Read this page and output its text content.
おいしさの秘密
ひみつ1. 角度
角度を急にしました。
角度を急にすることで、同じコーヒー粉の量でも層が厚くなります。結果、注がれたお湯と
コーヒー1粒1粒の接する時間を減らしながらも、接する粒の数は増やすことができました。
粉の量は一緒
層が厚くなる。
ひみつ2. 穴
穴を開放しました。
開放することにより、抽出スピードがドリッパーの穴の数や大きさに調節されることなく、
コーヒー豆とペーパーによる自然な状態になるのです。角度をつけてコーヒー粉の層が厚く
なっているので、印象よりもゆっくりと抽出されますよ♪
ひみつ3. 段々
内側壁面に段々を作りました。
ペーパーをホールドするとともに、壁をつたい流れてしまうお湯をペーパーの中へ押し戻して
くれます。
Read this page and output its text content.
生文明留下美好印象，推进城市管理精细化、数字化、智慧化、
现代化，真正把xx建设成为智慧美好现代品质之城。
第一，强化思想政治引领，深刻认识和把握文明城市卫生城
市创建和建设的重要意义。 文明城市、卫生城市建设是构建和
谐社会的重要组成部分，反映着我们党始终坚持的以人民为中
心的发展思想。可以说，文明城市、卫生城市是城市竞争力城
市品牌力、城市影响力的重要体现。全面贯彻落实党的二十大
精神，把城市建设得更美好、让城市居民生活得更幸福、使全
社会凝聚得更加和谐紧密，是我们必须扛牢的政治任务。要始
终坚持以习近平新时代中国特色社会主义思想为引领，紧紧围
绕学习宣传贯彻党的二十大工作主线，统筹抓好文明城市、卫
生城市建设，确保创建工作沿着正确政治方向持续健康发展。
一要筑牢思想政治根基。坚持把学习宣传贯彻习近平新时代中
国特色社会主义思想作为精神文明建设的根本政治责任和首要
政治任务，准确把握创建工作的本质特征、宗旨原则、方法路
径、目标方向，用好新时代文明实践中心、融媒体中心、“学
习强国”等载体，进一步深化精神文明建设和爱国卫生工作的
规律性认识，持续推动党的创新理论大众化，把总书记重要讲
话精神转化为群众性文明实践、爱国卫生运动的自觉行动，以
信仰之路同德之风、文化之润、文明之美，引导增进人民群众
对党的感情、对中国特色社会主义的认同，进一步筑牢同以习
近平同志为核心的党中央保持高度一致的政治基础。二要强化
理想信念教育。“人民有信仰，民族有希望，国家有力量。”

Given problem: Write out the entire listing exactly.

Solution to the problem:
Read this page and output its text content.
おいしさの秘密
ひみつ1. 角度
角度を急にしました。
角度を急にすることで、同じコーヒー粉の量でも層が厚くなります。結果、注がれたお湯と
コーヒー1粒1粒の接する時間を減らしながらも、接する粒の数は増やすことができました。
粉の量は一緒
層が厚くなる。
ひみつ2. 穴
穴を開放しました。
開放することにより、抽出スピードがドリッパーの穴の数や大きさに調節されることなく、
コーヒー豆とペーパーによる自然な状態になるのです。角度をつけてコーヒー粉の層が厚く
なっているので、印象よりもゆっくりと抽出されますよ♪
ひみつ3. 段々
内側壁面に段々を作りました。
ペーパーをホールドするとともに、壁をつたい流れてしまうお湯をペーパーの中へ押し戻して
くれます。
Read this page and output its text content.
生文明留下美好印象，推进城市管理精细化、数字化、智慧化、
现代化，真正把xx建设成为智慧美好现代品质之城。
第一，强化思想政治引领，深刻认识和把握文明城市卫生城
市创建和建设的重要意义。 文明城市、卫生城市建设是构建和
谐社会的重要组成部分，反映着我们党始终坚持的以人民为中
心的发展思想。可以说，文明城市、卫生城市是城市竞争力城
市品牌力、城市影响力的重要体现。全面贯彻落实党的二十大
精神，把城市建设得更美好、让城市居民生活得更幸福、使全
社会凝聚得更加和谐紧密，是我们必须扛牢的政治任务。要始
终坚持以习近平新时代中国特色社会主义思想为引领，紧紧围
绕学习宣传贯彻党的二十大工作主线，统筹抓好文明城市、卫
生城市建设，确保创建工作沿着正确政治方向持续健康发展。
一要筑牢思想政治根基。坚持把学习宣传贯彻习近平新时代中
国特色社会主义思想作为精神文明建设的根本政治责任和首要
政治任务，准确把握创建工作的本质特征、宗旨原则、方法路
径、目标方向，用好新时代文明实践中心、融媒体中心、“学
习强国”等载体，进一步深化精神文明建设和爱国卫生工作的
规律性认识，持续推动党的创新理论大众化，把总书记重要讲
话精神转化为群众性文明实践、爱国卫生运动的自觉行动，以
信仰之路同德之风、文化之润、文明之美，引导增进人民群众
对党的感情、对中国特色社会主义的认同，进一步筑牢同以习
近平同志为核心的党中央保持高度一致的政治基础。二要强化
理想信念教育。“人民有信仰，民族有希望，国家有力量。”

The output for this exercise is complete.